**EXERCISE**
The data follows this line. Copy verbatim the line with "Extract the structured" and each line after it to the end.
□ □ □ □ □ □ □
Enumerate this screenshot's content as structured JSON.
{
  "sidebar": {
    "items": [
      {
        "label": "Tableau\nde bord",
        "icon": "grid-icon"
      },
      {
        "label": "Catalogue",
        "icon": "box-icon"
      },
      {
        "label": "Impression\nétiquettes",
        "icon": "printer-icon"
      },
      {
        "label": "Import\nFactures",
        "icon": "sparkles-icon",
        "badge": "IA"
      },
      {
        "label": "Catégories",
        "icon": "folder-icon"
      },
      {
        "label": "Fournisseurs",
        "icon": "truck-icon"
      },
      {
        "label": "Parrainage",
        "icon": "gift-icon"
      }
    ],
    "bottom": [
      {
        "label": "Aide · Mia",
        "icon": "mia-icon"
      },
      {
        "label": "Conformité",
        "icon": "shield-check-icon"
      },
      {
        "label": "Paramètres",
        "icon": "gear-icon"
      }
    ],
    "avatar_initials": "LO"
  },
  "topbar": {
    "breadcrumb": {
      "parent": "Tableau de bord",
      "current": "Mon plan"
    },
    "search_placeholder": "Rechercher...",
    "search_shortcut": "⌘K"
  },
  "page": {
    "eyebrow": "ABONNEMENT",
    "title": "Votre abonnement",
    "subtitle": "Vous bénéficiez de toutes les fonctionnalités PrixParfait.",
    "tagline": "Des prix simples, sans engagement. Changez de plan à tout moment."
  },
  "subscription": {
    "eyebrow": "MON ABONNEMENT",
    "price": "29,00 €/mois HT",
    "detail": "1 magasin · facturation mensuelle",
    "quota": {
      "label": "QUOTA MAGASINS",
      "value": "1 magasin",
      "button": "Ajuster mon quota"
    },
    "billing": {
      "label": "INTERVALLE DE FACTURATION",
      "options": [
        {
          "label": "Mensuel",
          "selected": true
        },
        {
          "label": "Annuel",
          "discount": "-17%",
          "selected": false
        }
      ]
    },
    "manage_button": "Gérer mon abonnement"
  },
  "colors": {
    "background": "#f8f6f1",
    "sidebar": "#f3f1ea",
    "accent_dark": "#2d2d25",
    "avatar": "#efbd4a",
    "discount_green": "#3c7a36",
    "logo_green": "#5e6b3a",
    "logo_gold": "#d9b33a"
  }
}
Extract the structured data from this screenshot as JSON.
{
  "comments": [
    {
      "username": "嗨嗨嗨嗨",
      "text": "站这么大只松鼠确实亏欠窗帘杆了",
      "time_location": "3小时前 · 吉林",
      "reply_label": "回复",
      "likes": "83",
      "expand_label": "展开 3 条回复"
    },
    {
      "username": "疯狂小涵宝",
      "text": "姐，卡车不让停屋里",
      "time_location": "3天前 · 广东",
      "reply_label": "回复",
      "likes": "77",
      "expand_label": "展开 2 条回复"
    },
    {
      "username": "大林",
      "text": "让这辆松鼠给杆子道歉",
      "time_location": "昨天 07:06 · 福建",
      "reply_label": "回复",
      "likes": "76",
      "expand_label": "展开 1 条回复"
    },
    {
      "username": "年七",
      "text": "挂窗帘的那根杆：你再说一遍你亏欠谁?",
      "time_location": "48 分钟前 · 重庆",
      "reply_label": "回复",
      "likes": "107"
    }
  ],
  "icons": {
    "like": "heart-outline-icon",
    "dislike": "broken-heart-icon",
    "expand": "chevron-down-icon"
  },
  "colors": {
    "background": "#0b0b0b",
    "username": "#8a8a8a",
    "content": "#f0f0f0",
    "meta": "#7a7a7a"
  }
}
□ □ □ □ □ □ □
**RESULT FOR THIS EXERCISE**
Extract the structured data from this screenshot as JSON.
{
  "comments": [
    {
      "username": "嗨嗨嗨嗨",
      "text": "站这么大只松鼠确实亏欠窗帘杆了",
      "time_location": "3小时前 · 吉林",
      "reply_label": "回复",
      "likes": "83",
      "expand_label": "展开 3 条回复"
    },
    {
      "username": "疯狂小涵宝",
      "text": "姐，卡车不让停屋里",
      "time_location": "3天前 · 广东",
      "reply_label": "回复",
      "likes": "77",
      "expand_label": "展开 2 条回复"
    },
    {
      "username": "大林",
      "text": "让这辆松鼠给杆子道歉",
      "time_location": "昨天 07:06 · 福建",
      "reply_label": "回复",
      "likes": "76",
      "expand_label": "展开 1 条回复"
    },
    {
      "username": "年七",
      "text": "挂窗帘的那根杆：你再说一遍你亏欠谁?",
      "time_location": "48 分钟前 · 重庆",
      "reply_label": "回复",
      "likes": "107"
    }
  ],
  "icons": {
    "like": "heart-outline-icon",
    "dislike": "broken-heart-icon",
    "expand": "chevron-down-icon"
  },
  "colors": {
    "background": "#0b0b0b",
    "username": "#8a8a8a",
    "content": "#f0f0f0",
    "meta": "#7a7a7a"
  }
}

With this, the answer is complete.